• Description of the task
Of the lines listed below, how many contain the string "应付职工薪酬"? Answer with the number alone.

• Material for this exercise

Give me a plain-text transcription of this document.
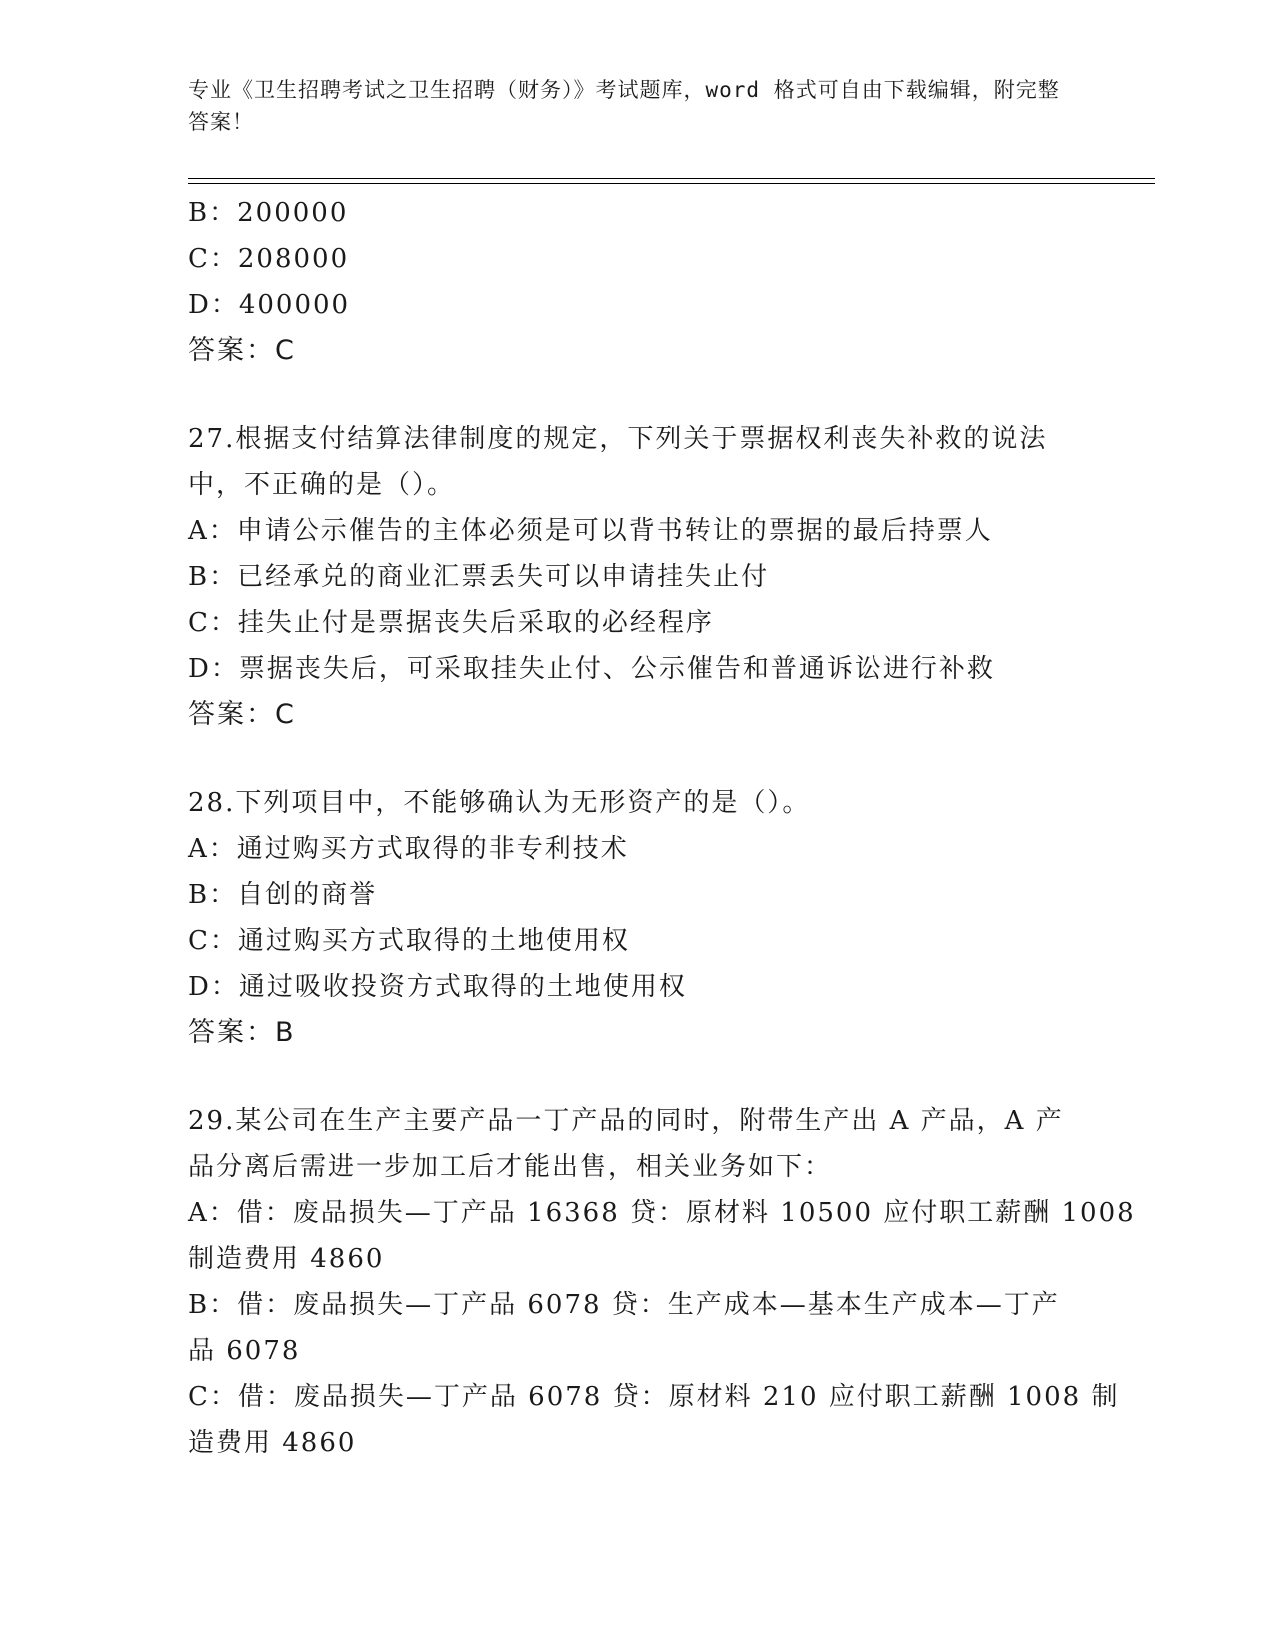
专业《卫生招聘考试之卫生招聘（财务）》考试题库，word 格式可自由下载编辑，附完整答案！
B：200000
C：208000
D：400000
答案：C
27.根据支付结算法律制度的规定，下列关于票据权利丧失补救的说法
中，不正确的是（）。
A：申请公示催告的主体必须是可以背书转让的票据的最后持票人
B：已经承兑的商业汇票丢失可以申请挂失止付
C：挂失止付是票据丧失后采取的必经程序
D：票据丧失后，可采取挂失止付、公示催告和普通诉讼进行补救
答案：C
28.下列项目中，不能够确认为无形资产的是（）。
A：通过购买方式取得的非专利技术
B：自创的商誉
C：通过购买方式取得的土地使用权
D：通过吸收投资方式取得的土地使用权
答案：B
29.某公司在生产主要产品一丁产品的同时，附带生产出 A 产品，A 产
品分离后需进一步加工后才能出售，相关业务如下：
A：借：废品损失—丁产品 16368 贷：原材料 10500 应付职工薪酬 1008
制造费用 4860
B：借：废品损失—丁产品 6078 贷：生产成本—基本生产成本—丁产
品 6078
C：借：废品损失—丁产品 6078 贷：原材料 210 应付职工薪酬 1008 制
造费用 4860
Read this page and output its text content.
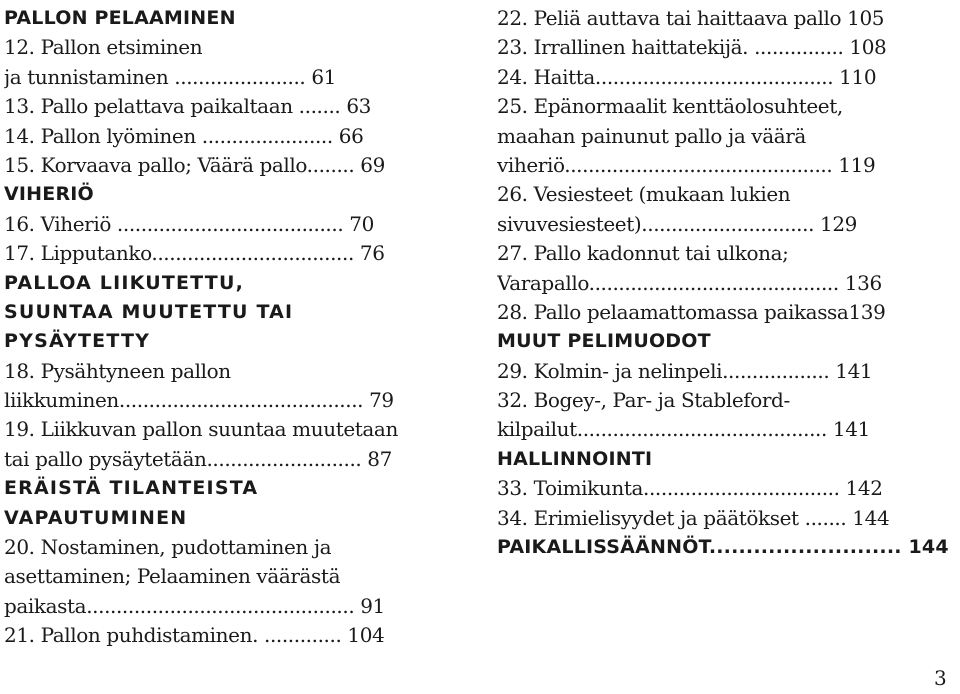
PALLON PELAAMINEN
12. Pallon etsiminen
ja tunnistaminen ...................... 61
13. Pallo pelattava paikaltaan ....... 63
14. Pallon lyöminen ...................... 66
15. Korvaava pallo; Väärä pallo........ 69
VIHERIÖ
16. Viheriö ...................................... 70
17. Lipputanko.................................. 76
PALLOA LIIKUTETTU,
SUUNTAA MUUTETTU TAI
PYSÄYTETTY
18. Pysähtyneen pallon
liikkuminen......................................... 79
19. Liikkuvan pallon suuntaa muutetaan
tai pallo pysäytetään.......................... 87
ERÄISTÄ TILANTEISTA
VAPAUTUMINEN
20. Nostaminen, pudottaminen ja
asettaminen; Pelaaminen väärästä
paikasta............................................. 91
21. Pallon puhdistaminen. ............. 104
22. Peliä auttava tai haittaava pallo 105
23. Irrallinen haittatekijä. ............... 108
24. Haitta........................................ 110
25. Epänormaalit kenttäolosuhteet,
maahan painunut pallo ja väärä
viheriö............................................. 119
26. Vesiesteet (mukaan lukien
sivuvesiesteet)............................. 129
27. Pallo kadonnut tai ulkona;
Varapallo.......................................... 136
28. Pallo pelaamattomassa paikassa139
MUUT PELIMUODOT
29. Kolmin- ja nelinpeli.................. 141
32. Bogey-, Par- ja Stableford-
kilpailut.......................................... 141
HALLINNOINTI
33. Toimikunta................................. 142
34. Erimielisyydet ja päätökset ....... 144
PAIKALLISSÄÄNNÖT.......................... 144
3
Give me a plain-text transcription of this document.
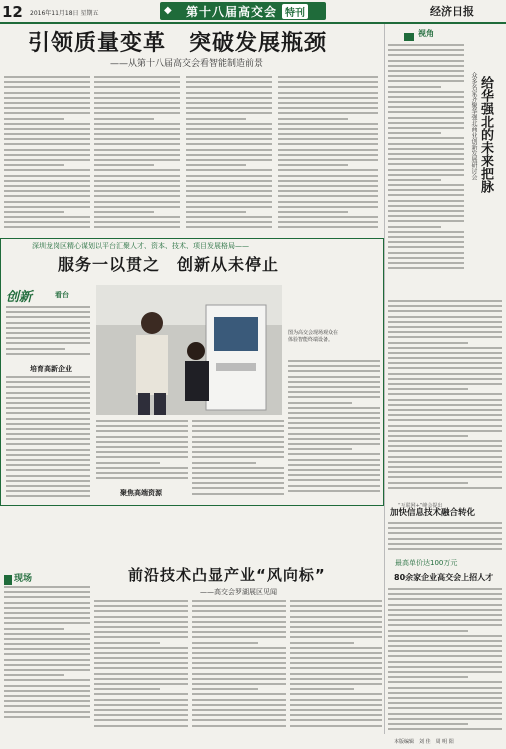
12 2016年11月18日 星期五	◆ 第十八届高交会 特刊	经济日报
引领质量变革　突破发展瓶颈
——从第十八届高交会看智能制造前景
视角
众多名家齐聚华强北商业创新发展研讨会 给华强北的未来把脉
“互联网+”峰会提出
加快信息技术融合转化
最高单价达100万元
80余家企业高交会上招人才
本版编辑　刘 佳　周 明 阳
深圳龙岗区精心谋划以平台汇聚人才、资本、技术、项目发展格局——
服务一以贯之　创新从未停止
创新	看台
培育高新企业
图为高交会现场观众在体验智能终端设备。
聚焦高端资源
现场	前沿技术凸显产业“风向标”
——高交会罗湖展区见闻
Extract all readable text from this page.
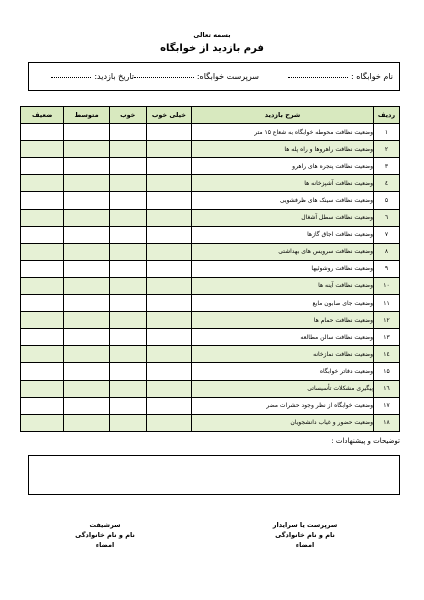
بسمه تعالی
فرم بازدید از خوابگاه
نام خوابگاه :
سرپرست خوابگاه:
تاریخ بازدید:
ردیف	شرح بازدید	خیلی خوب	خوب	متوسط	ضعیف
۱	وضعیت نظافت محوطه خوابگاه به شعاع ۱۵ متر				
۲	وضعیت نظافت راهروها و راه پله ها				
۳	وضعیت نظافت پنجره های راهرو				
٤	وضعیت نظافت آشپزخانه ها				
۵	وضعیت نظافت سینک های ظرفشویی				
٦	وضعیت نظافت سطل آشغال				
۷	وضعیت نظافت اجاق گازها				
۸	وضعیت نظافت سرویس های بهداشتی				
۹	وضعیت نظافت روشوئیها				
۱۰	وضعیت نظافت آینه ها				
۱۱	وضعیت جای صابون مایع				
۱۲	وضعیت نظافت حمام ها				
۱۳	وضعیت نظافت سالن مطالعه				
۱٤	وضعیت نظافت نمازخانه				
۱۵	وضعیت دفاتر خوابگاه				
۱٦	پیگیری مشکلات تأسیساتی				
۱۷	وضعیت خوابگاه از نظر وجود حشرات مضر				
۱۸	وضعیت حضور و غیاب دانشجویان				
توضیحات و پیشنهادات :
سرشیفت
نام و نام خانوادگی
امضاء
سرپرست یا سرایدار
نام و نام خانوادگی
امضاء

• Task response
2